## TO BE DONE
Transcribe all the entries word for word, skipping the pictures.
-------- DATASET RECORDS --------
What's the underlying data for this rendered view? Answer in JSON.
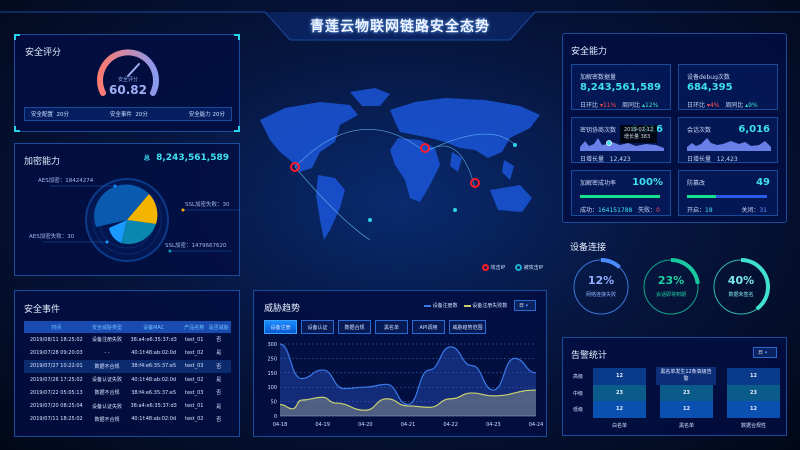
{
  "header": {
    "title": "青莲云物联网链路安全态势"
  },
  "score": {
    "title": "安全评分",
    "gauge_label": "安全评分",
    "value": "60.82",
    "value_fraction": 0.6082,
    "items": [
      {
        "label": "安全配置",
        "value": "20分"
      },
      {
        "label": "安全事件",
        "value": "20分"
      },
      {
        "label": "安全能力",
        "value": "20分"
      }
    ]
  },
  "encryption": {
    "title": "加密能力",
    "total_prefix": "总",
    "total": "8,243,561,589",
    "slices": [
      {
        "label": "AES加密：18424274",
        "color": "#0a5bb0"
      },
      {
        "label": "SSL加密失败：30",
        "color": "#f5b400"
      },
      {
        "label": "SSL加密：1479667620",
        "color": "#0a86b0"
      },
      {
        "label": "AES加密失败：30",
        "color": "#1a9aff"
      }
    ]
  },
  "events": {
    "title": "安全事件",
    "columns": [
      "时间",
      "安全威胁类型",
      "设备MAC",
      "产品名称",
      "是否威胁"
    ],
    "rows": [
      [
        "2019/08/11  18:25:02",
        "设备注册失败",
        "38:a4:e6:35:37:d3",
        "test_01",
        "否"
      ],
      [
        "2019/07/28  09:20:03",
        "- -",
        "40:1f:48:ab:02:0d",
        "test_02",
        "是"
      ],
      [
        "2019/07/27  10:22:01",
        "数据不合规",
        "38:f4:e6:35:37:e5",
        "test_03",
        "否"
      ],
      [
        "2019/07/26  17:25:02",
        "设备认证失败",
        "40:1f:48:ab:02:0d",
        "test_02",
        "是"
      ],
      [
        "2019/07/22  05:05:13",
        "数据不合规",
        "38:f4:e6:35:37:e5",
        "test_03",
        "否"
      ],
      [
        "2019/07/20  08:25:04",
        "设备认证失败",
        "38:a4:e6:35:37:d3",
        "test_01",
        "是"
      ],
      [
        "2019/07/11  18:25:02",
        "数据不合规",
        "40:1f:48:ab:02:0d",
        "test_02",
        "否"
      ]
    ]
  },
  "map": {
    "legend": [
      {
        "label": "攻击IP",
        "color": "#ff1a2a"
      },
      {
        "label": "被攻击IP",
        "color": "#1ab0d0"
      }
    ]
  },
  "trend": {
    "title": "威胁趋势",
    "period": "日",
    "tabs": [
      "设备注册",
      "设备认证",
      "数据合规",
      "黑名单",
      "API调用",
      "威胁趋势范围"
    ],
    "active_tab": 0
  },
  "chart_data": {
    "type": "area",
    "x": [
      "04-18",
      "04-19",
      "04-20",
      "04-21",
      "04-22",
      "04-23",
      "04-24"
    ],
    "yticks": [
      0,
      50,
      100,
      150,
      250,
      300
    ],
    "series": [
      {
        "name": "设备注册数",
        "color": "#3a7ae8",
        "points": [
          [
            0,
            300
          ],
          [
            0.5,
            130
          ],
          [
            1,
            170
          ],
          [
            1.5,
            95
          ],
          [
            2,
            100
          ],
          [
            2.5,
            110
          ],
          [
            3,
            40
          ],
          [
            3.5,
            170
          ],
          [
            4,
            290
          ],
          [
            4.5,
            200
          ],
          [
            5,
            90
          ],
          [
            5.5,
            250
          ],
          [
            6,
            150
          ]
        ]
      },
      {
        "name": "设备注册失败数",
        "color": "#c8d070",
        "points": [
          [
            0,
            40
          ],
          [
            0.3,
            25
          ],
          [
            0.5,
            55
          ],
          [
            1,
            65
          ],
          [
            1.3,
            45
          ],
          [
            2,
            20
          ],
          [
            2.5,
            60
          ],
          [
            3,
            35
          ],
          [
            3.5,
            30
          ],
          [
            4,
            60
          ],
          [
            4.5,
            80
          ],
          [
            5,
            70
          ],
          [
            6,
            90
          ]
        ]
      }
    ]
  },
  "capability": {
    "title": "安全能力",
    "c1": {
      "label": "加解密数据量",
      "value": "8,243,561,589",
      "day_label": "日环比",
      "day": "11%",
      "week_label": "周同比",
      "week": "12%"
    },
    "c2": {
      "label": "设备debug次数",
      "value": "684,395",
      "day_label": "日环比",
      "day": "4%",
      "week_label": "周同比",
      "week": "9%"
    },
    "c3": {
      "label": "密钥协商次数",
      "value": "6,016",
      "growth_label": "日增长量",
      "growth": "12,423",
      "tip_date": "2019-02-12",
      "tip_text": "增长量 383"
    },
    "c4": {
      "label": "会话次数",
      "value": "6,016",
      "growth_label": "日增长量",
      "growth": "12,423"
    },
    "c5": {
      "label": "加解密成功率",
      "value": "100%",
      "fraction": 1.0,
      "ok_label": "成功：",
      "ok": "164151788",
      "fail_label": "失败：",
      "fail": "0"
    },
    "c6": {
      "label": "防篡改",
      "value": "49",
      "fraction": 0.367,
      "on_label": "开启：",
      "on": "18",
      "off_label": "关闭：",
      "off": "31"
    }
  },
  "connection": {
    "title": "设备连接",
    "rings": [
      {
        "value": "12%",
        "fraction": 0.12,
        "label": "网络连接失败",
        "color": "#4a8cff",
        "text": "#8fb0ff"
      },
      {
        "value": "23%",
        "fraction": 0.23,
        "label": "会话即将到期",
        "color": "#18c8a0",
        "text": "#20d0a0"
      },
      {
        "value": "40%",
        "fraction": 0.4,
        "label": "数据未签名",
        "color": "#40e0d0",
        "text": "#7fe8f0"
      }
    ]
  },
  "alarm": {
    "title": "告警统计",
    "period": "日",
    "levels": [
      "高级",
      "中级",
      "低级"
    ],
    "columns": [
      "白名单",
      "黑名单",
      "数据合规性"
    ],
    "values": [
      [
        "12",
        "12",
        "12"
      ],
      [
        "23",
        "23",
        "23"
      ],
      [
        "12",
        "12",
        "12"
      ]
    ],
    "tooltip": "黑名单发生12条高级告警"
  }
}
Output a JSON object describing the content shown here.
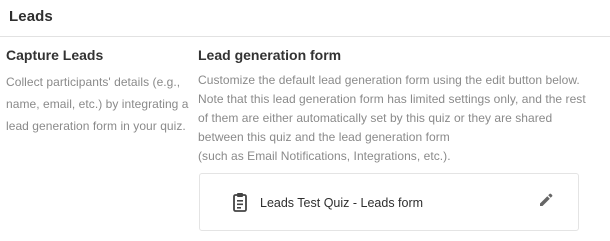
{
  "section": {
    "title": "Leads"
  },
  "capture": {
    "title": "Capture Leads",
    "description": "Collect participants' details (e.g.,\nname, email, etc.) by integrating a\nlead generation form in your quiz."
  },
  "lead_form": {
    "title": "Lead generation form",
    "description": "Customize the default lead generation form using the edit button below.\nNote that this lead generation form has limited settings only, and the rest\nof them are either automatically set by this quiz or they are shared\nbetween this quiz and the lead generation form\n(such as Email Notifications, Integrations, etc.).",
    "form_name": "Leads Test Quiz - Leads form",
    "form_icon": "clipboard-icon",
    "edit_icon": "pencil-icon"
  },
  "colors": {
    "text_primary": "#333333",
    "text_secondary": "#8a8a8a",
    "border": "#e2e2e2",
    "icon": "#555555"
  }
}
--------
## IN RESPONSE
What's the underlying data for this rendered view? Answer in JSON.
{
  "header": {
    "title": "青莲云物联网链路安全态势"
  },
  "score": {
    "title": "安全评分",
    "gauge_label": "安全评分",
    "value": "60.82",
    "value_fraction": 0.6082,
    "items": [
      {
        "label": "安全配置",
        "value": "20分"
      },
      {
        "label": "安全事件",
        "value": "20分"
      },
      {
        "label": "安全能力",
        "value": "20分"
      }
    ]
  },
  "encryption": {
    "title": "加密能力",
    "total_prefix": "总",
    "total": "8,243,561,589",
    "slices": [
      {
        "label": "AES加密：18424274",
        "color": "#0a5bb0"
      },
      {
        "label": "SSL加密失败：30",
        "color": "#f5b400"
      },
      {
        "label": "SSL加密：1479667620",
        "color": "#0a86b0"
      },
      {
        "label": "AES加密失败：30",
        "color": "#1a9aff"
      }
    ]
  },
  "events": {
    "title": "安全事件",
    "columns": [
      "时间",
      "安全威胁类型",
      "设备MAC",
      "产品名称",
      "是否威胁"
    ],
    "rows": [
      [
        "2019/08/11  18:25:02",
        "设备注册失败",
        "38:a4:e6:35:37:d3",
        "test_01",
        "否"
      ],
      [
        "2019/07/28  09:20:03",
        "- -",
        "40:1f:48:ab:02:0d",
        "test_02",
        "是"
      ],
      [
        "2019/07/27  10:22:01",
        "数据不合规",
        "38:f4:e6:35:37:e5",
        "test_03",
        "否"
      ],
      [
        "2019/07/26  17:25:02",
        "设备认证失败",
        "40:1f:48:ab:02:0d",
        "test_02",
        "是"
      ],
      [
        "2019/07/22  05:05:13",
        "数据不合规",
        "38:f4:e6:35:37:e5",
        "test_03",
        "否"
      ],
      [
        "2019/07/20  08:25:04",
        "设备认证失败",
        "38:a4:e6:35:37:d3",
        "test_01",
        "是"
      ],
      [
        "2019/07/11  18:25:02",
        "数据不合规",
        "40:1f:48:ab:02:0d",
        "test_02",
        "否"
      ]
    ]
  },
  "map": {
    "legend": [
      {
        "label": "攻击IP",
        "color": "#ff1a2a"
      },
      {
        "label": "被攻击IP",
        "color": "#1ab0d0"
      }
    ]
  },
  "trend": {
    "title": "威胁趋势",
    "period": "日",
    "tabs": [
      "设备注册",
      "设备认证",
      "数据合规",
      "黑名单",
      "API调用",
      "威胁趋势范围"
    ],
    "active_tab": 0
  },
  "chart_data": {
    "type": "area",
    "x": [
      "04-18",
      "04-19",
      "04-20",
      "04-21",
      "04-22",
      "04-23",
      "04-24"
    ],
    "yticks": [
      0,
      50,
      100,
      150,
      250,
      300
    ],
    "series": [
      {
        "name": "设备注册数",
        "color": "#3a7ae8",
        "points": [
          [
            0,
            300
          ],
          [
            0.5,
            130
          ],
          [
            1,
            170
          ],
          [
            1.5,
            95
          ],
          [
            2,
            100
          ],
          [
            2.5,
            110
          ],
          [
            3,
            40
          ],
          [
            3.5,
            170
          ],
          [
            4,
            290
          ],
          [
            4.5,
            200
          ],
          [
            5,
            90
          ],
          [
            5.5,
            250
          ],
          [
            6,
            150
          ]
        ]
      },
      {
        "name": "设备注册失败数",
        "color": "#c8d070",
        "points": [
          [
            0,
            40
          ],
          [
            0.3,
            25
          ],
          [
            0.5,
            55
          ],
          [
            1,
            65
          ],
          [
            1.3,
            45
          ],
          [
            2,
            20
          ],
          [
            2.5,
            60
          ],
          [
            3,
            35
          ],
          [
            3.5,
            30
          ],
          [
            4,
            60
          ],
          [
            4.5,
            80
          ],
          [
            5,
            70
          ],
          [
            6,
            90
          ]
        ]
      }
    ]
  },
  "capability": {
    "title": "安全能力",
    "c1": {
      "label": "加解密数据量",
      "value": "8,243,561,589",
      "day_label": "日环比",
      "day": "11%",
      "week_label": "周同比",
      "week": "12%"
    },
    "c2": {
      "label": "设备debug次数",
      "value": "684,395",
      "day_label": "日环比",
      "day": "4%",
      "week_label": "周同比",
      "week": "9%"
    },
    "c3": {
      "label": "密钥协商次数",
      "value": "6,016",
      "growth_label": "日增长量",
      "growth": "12,423",
      "tip_date": "2019-02-12",
      "tip_text": "增长量 383"
    },
    "c4": {
      "label": "会话次数",
      "value": "6,016",
      "growth_label": "日增长量",
      "growth": "12,423"
    },
    "c5": {
      "label": "加解密成功率",
      "value": "100%",
      "fraction": 1.0,
      "ok_label": "成功：",
      "ok": "164151788",
      "fail_label": "失败：",
      "fail": "0"
    },
    "c6": {
      "label": "防篡改",
      "value": "49",
      "fraction": 0.367,
      "on_label": "开启：",
      "on": "18",
      "off_label": "关闭：",
      "off": "31"
    }
  },
  "connection": {
    "title": "设备连接",
    "rings": [
      {
        "value": "12%",
        "fraction": 0.12,
        "label": "网络连接失败",
        "color": "#4a8cff",
        "text": "#8fb0ff"
      },
      {
        "value": "23%",
        "fraction": 0.23,
        "label": "会话即将到期",
        "color": "#18c8a0",
        "text": "#20d0a0"
      },
      {
        "value": "40%",
        "fraction": 0.4,
        "label": "数据未签名",
        "color": "#40e0d0",
        "text": "#7fe8f0"
      }
    ]
  },
  "alarm": {
    "title": "告警统计",
    "period": "日",
    "levels": [
      "高级",
      "中级",
      "低级"
    ],
    "columns": [
      "白名单",
      "黑名单",
      "数据合规性"
    ],
    "values": [
      [
        "12",
        "12",
        "12"
      ],
      [
        "23",
        "23",
        "23"
      ],
      [
        "12",
        "12",
        "12"
      ]
    ],
    "tooltip": "黑名单发生12条高级告警"
  }
}
Output a JSON object describing the content shown here.
{
  "section": {
    "title": "Leads"
  },
  "capture": {
    "title": "Capture Leads",
    "description": "Collect participants' details (e.g.,\nname, email, etc.) by integrating a\nlead generation form in your quiz."
  },
  "lead_form": {
    "title": "Lead generation form",
    "description": "Customize the default lead generation form using the edit button below.\nNote that this lead generation form has limited settings only, and the rest\nof them are either automatically set by this quiz or they are shared\nbetween this quiz and the lead generation form\n(such as Email Notifications, Integrations, etc.).",
    "form_name": "Leads Test Quiz - Leads form",
    "form_icon": "clipboard-icon",
    "edit_icon": "pencil-icon"
  },
  "colors": {
    "text_primary": "#333333",
    "text_secondary": "#8a8a8a",
    "border": "#e2e2e2",
    "icon": "#555555"
  }
}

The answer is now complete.